Short problem
Reproduce everything from the very start of the material down to and including the line that contains "browser-window: IJ EAP", changing nothing.

┌────────

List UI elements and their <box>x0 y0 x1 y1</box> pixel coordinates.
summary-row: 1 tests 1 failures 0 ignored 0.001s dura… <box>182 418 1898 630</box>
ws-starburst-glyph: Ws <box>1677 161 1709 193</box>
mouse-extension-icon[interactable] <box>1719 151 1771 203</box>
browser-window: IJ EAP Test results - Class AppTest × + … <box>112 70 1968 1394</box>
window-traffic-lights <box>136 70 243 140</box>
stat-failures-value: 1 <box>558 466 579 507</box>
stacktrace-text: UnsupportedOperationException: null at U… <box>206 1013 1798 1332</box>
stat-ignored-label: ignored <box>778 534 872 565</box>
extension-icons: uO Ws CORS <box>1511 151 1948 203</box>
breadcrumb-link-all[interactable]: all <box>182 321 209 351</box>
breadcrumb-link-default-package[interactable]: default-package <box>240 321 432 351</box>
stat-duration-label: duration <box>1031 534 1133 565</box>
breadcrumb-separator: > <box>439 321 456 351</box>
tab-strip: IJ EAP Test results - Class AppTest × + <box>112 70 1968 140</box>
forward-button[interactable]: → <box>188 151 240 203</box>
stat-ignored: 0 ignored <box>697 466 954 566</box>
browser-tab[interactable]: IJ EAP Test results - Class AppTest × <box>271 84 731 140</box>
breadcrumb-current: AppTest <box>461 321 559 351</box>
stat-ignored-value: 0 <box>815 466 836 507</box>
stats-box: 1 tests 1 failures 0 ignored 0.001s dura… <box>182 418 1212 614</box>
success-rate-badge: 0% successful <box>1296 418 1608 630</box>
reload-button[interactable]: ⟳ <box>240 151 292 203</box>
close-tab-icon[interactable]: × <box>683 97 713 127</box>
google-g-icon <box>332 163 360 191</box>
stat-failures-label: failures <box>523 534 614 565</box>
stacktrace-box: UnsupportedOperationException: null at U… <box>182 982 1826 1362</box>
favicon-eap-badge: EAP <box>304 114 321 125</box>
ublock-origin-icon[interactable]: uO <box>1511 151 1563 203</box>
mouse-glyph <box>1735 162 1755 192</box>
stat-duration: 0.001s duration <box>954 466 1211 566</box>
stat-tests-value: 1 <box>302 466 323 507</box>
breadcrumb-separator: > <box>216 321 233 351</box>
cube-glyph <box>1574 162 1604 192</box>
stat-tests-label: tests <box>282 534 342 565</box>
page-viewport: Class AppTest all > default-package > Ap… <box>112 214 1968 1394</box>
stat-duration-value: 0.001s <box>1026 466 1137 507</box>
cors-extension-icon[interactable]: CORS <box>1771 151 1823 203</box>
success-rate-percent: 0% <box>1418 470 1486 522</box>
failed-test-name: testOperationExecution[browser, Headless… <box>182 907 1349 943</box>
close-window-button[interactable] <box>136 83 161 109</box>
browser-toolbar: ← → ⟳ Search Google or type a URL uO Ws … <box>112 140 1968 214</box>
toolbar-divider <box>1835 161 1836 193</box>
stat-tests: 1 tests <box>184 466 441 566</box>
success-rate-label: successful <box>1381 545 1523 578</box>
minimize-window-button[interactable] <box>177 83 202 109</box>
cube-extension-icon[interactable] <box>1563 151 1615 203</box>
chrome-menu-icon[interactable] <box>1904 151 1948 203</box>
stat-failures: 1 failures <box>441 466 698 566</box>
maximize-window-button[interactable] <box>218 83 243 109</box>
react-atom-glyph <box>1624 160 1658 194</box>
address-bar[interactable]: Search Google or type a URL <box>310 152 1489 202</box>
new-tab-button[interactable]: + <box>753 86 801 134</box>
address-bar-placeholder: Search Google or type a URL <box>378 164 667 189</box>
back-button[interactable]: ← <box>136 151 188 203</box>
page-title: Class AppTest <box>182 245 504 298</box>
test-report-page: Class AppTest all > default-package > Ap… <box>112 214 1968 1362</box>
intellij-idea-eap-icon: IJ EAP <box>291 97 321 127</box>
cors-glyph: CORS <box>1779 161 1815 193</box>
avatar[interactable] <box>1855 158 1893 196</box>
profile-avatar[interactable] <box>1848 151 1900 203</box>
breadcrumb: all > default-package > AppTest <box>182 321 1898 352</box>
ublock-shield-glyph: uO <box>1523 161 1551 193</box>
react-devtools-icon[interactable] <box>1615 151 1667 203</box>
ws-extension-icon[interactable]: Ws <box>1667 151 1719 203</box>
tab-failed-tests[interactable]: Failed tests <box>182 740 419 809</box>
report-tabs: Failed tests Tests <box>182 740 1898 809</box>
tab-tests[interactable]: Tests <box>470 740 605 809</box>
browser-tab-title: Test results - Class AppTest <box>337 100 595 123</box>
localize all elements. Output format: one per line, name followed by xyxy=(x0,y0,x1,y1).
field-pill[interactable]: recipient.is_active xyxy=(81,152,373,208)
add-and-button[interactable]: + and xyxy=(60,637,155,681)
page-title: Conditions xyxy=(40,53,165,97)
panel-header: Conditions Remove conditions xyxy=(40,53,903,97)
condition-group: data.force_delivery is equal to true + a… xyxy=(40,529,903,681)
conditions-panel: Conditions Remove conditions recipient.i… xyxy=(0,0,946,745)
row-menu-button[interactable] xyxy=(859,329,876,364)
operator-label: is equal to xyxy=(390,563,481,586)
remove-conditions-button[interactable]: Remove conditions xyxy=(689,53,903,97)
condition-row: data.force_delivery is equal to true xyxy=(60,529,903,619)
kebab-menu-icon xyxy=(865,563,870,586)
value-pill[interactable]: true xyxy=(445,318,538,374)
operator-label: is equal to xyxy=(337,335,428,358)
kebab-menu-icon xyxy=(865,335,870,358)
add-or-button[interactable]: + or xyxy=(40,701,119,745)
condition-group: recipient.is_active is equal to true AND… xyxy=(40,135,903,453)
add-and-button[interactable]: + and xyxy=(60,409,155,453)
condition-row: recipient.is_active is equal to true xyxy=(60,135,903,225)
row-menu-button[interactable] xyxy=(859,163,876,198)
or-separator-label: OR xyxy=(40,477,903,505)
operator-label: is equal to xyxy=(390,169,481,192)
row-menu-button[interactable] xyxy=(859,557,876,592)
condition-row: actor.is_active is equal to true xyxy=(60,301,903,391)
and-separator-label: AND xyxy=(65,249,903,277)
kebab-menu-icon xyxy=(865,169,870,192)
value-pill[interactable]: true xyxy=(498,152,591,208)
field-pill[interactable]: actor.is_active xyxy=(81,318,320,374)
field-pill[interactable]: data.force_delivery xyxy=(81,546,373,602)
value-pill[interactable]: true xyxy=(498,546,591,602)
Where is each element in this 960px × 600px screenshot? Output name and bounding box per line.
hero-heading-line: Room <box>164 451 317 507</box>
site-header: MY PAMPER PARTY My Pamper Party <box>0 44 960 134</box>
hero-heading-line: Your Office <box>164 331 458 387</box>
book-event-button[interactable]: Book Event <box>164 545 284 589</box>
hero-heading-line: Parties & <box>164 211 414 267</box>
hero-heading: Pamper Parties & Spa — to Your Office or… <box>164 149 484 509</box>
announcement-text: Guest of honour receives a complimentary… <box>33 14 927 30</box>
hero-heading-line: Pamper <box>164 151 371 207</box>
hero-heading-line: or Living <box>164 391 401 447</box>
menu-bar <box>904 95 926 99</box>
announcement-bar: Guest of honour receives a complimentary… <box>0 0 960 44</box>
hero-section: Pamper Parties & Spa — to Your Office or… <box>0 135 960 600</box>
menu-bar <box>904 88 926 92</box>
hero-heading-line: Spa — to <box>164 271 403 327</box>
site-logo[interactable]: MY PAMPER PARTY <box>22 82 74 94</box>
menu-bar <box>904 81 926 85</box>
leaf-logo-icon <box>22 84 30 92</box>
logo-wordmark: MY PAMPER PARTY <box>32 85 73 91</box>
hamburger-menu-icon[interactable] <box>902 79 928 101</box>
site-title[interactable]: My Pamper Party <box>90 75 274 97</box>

└────────

Response to the task
List UI elements and their <box>x0 y0 x1 y1</box> pixel coordinates.
summary-row: 1 tests 1 failures 0 ignored 0.001s dura… <box>182 418 1898 630</box>
ws-starburst-glyph: Ws <box>1677 161 1709 193</box>
mouse-extension-icon[interactable] <box>1719 151 1771 203</box>
browser-window: IJ EAP Test results - Class AppTest × + … <box>112 70 1968 1394</box>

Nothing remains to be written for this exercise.